▶ _GIVEN PROBLEM_: Print out every record exactly as it appears.

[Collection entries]
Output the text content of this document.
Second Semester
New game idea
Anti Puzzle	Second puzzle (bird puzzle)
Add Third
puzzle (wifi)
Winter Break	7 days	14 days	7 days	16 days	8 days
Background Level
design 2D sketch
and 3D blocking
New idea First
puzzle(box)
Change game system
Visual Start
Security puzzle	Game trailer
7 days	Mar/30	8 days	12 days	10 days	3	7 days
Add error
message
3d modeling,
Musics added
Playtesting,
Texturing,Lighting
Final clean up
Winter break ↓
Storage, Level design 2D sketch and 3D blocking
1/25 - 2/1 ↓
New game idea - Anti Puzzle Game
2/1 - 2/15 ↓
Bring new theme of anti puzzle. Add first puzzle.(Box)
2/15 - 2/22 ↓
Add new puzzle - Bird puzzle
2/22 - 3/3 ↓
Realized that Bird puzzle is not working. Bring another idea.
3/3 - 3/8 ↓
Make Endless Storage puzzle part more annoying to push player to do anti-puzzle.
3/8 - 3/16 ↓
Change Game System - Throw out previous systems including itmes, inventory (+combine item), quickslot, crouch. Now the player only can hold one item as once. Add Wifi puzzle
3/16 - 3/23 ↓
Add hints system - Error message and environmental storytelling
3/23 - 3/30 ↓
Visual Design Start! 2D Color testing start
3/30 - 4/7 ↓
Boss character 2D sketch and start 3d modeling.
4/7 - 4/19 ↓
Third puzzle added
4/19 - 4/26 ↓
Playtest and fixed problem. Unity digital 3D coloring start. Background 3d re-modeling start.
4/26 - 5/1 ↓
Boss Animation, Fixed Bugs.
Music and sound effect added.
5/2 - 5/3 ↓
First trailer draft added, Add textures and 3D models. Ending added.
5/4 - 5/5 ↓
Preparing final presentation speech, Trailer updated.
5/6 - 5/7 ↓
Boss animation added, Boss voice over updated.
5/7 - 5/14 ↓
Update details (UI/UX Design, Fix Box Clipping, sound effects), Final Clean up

▶ _RESULT OF THIS EXERCISE_:
Output the text content of this document.
Second Semester
New game idea
Anti Puzzle	Second puzzle (bird puzzle)
Add Third
puzzle (wifi)
Winter Break	7 days	14 days	7 days	16 days	8 days
Background Level
design 2D sketch
and 3D blocking
New idea First
puzzle(box)
Change game system
Visual Start
Security puzzle	Game trailer
7 days	Mar/30	8 days	12 days	10 days	3	7 days
Add error
message
3d modeling,
Musics added
Playtesting,
Texturing,Lighting
Final clean up
Winter break ↓
Storage, Level design 2D sketch and 3D blocking
1/25 - 2/1 ↓
New game idea - Anti Puzzle Game
2/1 - 2/15 ↓
Bring new theme of anti puzzle. Add first puzzle.(Box)
2/15 - 2/22 ↓
Add new puzzle - Bird puzzle
2/22 - 3/3 ↓
Realized that Bird puzzle is not working. Bring another idea.
3/3 - 3/8 ↓
Make Endless Storage puzzle part more annoying to push player to do anti-puzzle.
3/8 - 3/16 ↓
Change Game System - Throw out previous systems including itmes, inventory (+combine item), quickslot, crouch. Now the player only can hold one item as once. Add Wifi puzzle
3/16 - 3/23 ↓
Add hints system - Error message and environmental storytelling
3/23 - 3/30 ↓
Visual Design Start! 2D Color testing start
3/30 - 4/7 ↓
Boss character 2D sketch and start 3d modeling.
4/7 - 4/19 ↓
Third puzzle added
4/19 - 4/26 ↓
Playtest and fixed problem. Unity digital 3D coloring start. Background 3d re-modeling start.
4/26 - 5/1 ↓
Boss Animation, Fixed Bugs.
Music and sound effect added.
5/2 - 5/3 ↓
First trailer draft added, Add textures and 3D models. Ending added.
5/4 - 5/5 ↓
Preparing final presentation speech, Trailer updated.
5/6 - 5/7 ↓
Boss animation added, Boss voice over updated.
5/7 - 5/14 ↓
Update details (UI/UX Design, Fix Box Clipping, sound effects), Final Clean up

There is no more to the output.